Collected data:
★ ★ ★ ★ ★

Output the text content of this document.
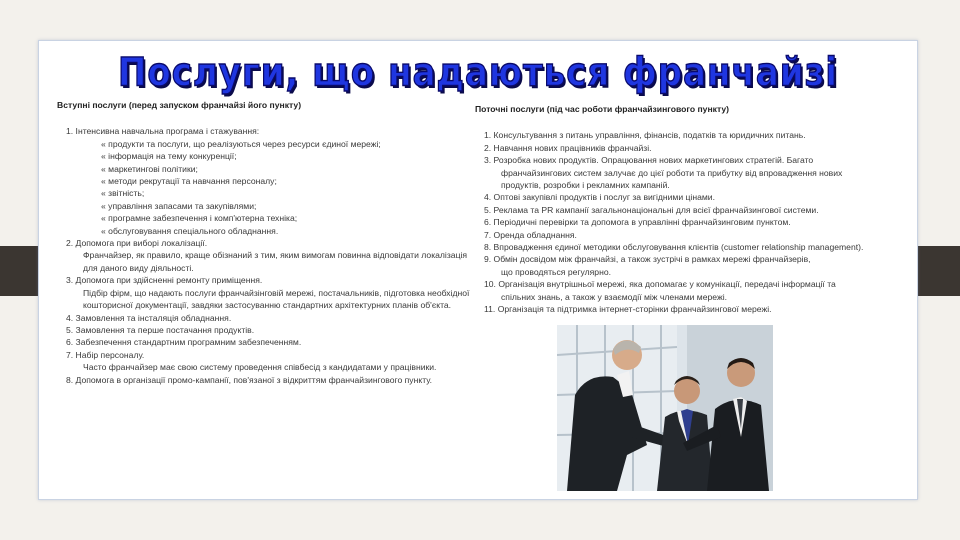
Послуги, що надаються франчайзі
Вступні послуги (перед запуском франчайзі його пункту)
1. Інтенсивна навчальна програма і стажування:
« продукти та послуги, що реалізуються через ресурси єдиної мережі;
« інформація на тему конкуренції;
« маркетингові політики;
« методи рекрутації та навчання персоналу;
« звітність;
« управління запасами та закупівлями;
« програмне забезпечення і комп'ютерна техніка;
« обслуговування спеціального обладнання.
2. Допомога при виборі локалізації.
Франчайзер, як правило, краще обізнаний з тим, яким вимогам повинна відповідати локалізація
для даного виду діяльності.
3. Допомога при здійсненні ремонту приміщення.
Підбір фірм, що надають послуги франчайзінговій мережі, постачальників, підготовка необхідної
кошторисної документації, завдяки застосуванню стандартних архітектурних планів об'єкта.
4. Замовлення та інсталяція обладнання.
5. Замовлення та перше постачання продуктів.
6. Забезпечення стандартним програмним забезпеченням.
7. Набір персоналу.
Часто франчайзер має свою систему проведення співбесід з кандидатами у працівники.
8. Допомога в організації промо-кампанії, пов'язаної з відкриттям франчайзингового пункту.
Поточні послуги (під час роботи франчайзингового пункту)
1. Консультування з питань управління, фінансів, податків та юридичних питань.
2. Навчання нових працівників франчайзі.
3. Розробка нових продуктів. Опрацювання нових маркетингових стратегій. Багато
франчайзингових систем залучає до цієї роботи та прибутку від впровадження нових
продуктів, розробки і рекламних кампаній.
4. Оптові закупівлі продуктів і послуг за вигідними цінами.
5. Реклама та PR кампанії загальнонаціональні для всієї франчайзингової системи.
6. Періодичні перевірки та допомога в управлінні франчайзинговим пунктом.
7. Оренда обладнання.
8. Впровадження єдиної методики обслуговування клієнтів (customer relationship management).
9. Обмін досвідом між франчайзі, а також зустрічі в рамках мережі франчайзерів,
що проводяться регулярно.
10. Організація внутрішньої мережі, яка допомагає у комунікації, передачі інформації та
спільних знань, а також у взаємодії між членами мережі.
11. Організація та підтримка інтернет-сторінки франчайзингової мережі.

★ ★ ★ ★ ★

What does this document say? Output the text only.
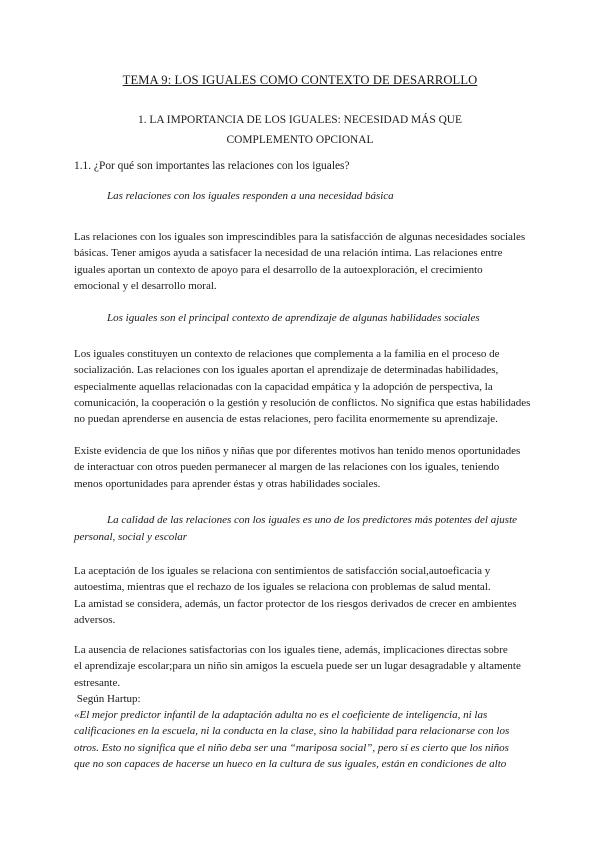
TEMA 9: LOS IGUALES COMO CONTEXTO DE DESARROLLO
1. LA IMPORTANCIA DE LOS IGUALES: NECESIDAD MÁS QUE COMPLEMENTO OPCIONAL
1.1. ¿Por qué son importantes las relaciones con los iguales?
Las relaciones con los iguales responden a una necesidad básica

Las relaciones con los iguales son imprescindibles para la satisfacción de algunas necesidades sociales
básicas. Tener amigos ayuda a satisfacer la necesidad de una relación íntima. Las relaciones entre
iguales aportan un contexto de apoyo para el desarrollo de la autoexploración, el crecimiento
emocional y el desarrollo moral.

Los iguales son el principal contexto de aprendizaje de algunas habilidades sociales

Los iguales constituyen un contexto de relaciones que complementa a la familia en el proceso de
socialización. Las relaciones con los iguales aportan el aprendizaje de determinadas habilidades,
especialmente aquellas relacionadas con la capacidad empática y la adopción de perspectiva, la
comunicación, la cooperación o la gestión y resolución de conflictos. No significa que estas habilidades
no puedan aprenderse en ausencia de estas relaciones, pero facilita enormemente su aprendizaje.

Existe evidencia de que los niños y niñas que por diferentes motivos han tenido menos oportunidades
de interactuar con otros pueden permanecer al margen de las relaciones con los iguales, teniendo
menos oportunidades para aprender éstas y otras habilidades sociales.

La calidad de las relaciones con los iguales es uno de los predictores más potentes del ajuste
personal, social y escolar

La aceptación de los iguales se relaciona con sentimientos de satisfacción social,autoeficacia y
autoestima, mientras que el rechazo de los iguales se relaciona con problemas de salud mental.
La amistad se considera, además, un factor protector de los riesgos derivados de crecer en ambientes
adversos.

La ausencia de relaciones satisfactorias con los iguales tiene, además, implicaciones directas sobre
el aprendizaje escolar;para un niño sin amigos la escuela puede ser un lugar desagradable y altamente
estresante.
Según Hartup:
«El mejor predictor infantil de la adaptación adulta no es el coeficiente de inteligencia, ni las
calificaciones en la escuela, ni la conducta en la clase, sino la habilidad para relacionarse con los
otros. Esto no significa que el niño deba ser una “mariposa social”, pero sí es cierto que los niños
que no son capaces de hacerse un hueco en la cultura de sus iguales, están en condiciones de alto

★ ★ ★ ★ ★

» **WHAT YOU NEED TO DO**
In the entries above, find each line with the word "menos" and show it.

» **REPLY**
Existe evidencia de que los niños y niñas que por diferentes motivos han tenido menos oportunidades
menos oportunidades para aprender éstas y otras habilidades sociales.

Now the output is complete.